------ SUPPLIED DATA ------

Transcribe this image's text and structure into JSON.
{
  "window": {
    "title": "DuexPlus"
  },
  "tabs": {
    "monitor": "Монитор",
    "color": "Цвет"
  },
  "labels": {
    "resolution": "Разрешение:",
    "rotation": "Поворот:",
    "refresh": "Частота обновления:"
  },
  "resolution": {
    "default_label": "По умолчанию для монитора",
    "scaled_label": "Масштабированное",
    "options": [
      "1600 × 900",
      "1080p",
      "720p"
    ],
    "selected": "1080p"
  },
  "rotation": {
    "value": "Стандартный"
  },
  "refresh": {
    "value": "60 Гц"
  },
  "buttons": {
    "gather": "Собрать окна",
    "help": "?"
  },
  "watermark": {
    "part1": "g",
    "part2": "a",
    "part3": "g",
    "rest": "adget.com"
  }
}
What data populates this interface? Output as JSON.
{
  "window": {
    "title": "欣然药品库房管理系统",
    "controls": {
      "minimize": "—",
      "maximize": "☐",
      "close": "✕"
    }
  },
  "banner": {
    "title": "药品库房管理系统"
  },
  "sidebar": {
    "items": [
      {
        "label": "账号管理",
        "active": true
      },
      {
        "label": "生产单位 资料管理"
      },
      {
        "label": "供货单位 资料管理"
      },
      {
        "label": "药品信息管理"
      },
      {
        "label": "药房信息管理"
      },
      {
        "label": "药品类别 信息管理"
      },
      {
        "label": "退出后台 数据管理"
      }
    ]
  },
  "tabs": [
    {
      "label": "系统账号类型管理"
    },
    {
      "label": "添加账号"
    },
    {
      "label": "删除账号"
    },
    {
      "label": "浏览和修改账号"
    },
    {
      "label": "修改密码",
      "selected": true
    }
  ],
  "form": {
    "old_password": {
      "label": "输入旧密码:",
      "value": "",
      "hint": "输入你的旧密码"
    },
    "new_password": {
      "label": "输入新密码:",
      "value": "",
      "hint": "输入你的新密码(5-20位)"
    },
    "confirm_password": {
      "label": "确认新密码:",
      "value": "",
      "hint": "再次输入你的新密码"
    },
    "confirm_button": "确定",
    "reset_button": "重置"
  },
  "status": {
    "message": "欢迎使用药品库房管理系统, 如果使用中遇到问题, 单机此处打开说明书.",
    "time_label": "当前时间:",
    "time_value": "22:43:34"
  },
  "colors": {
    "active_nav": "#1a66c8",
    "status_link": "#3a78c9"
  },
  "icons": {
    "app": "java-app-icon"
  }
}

------

AIM OF THE TASK => Find how many of the lines above have the word "JSON" in them. State only that number.

EXPECTED OUTPUT => 2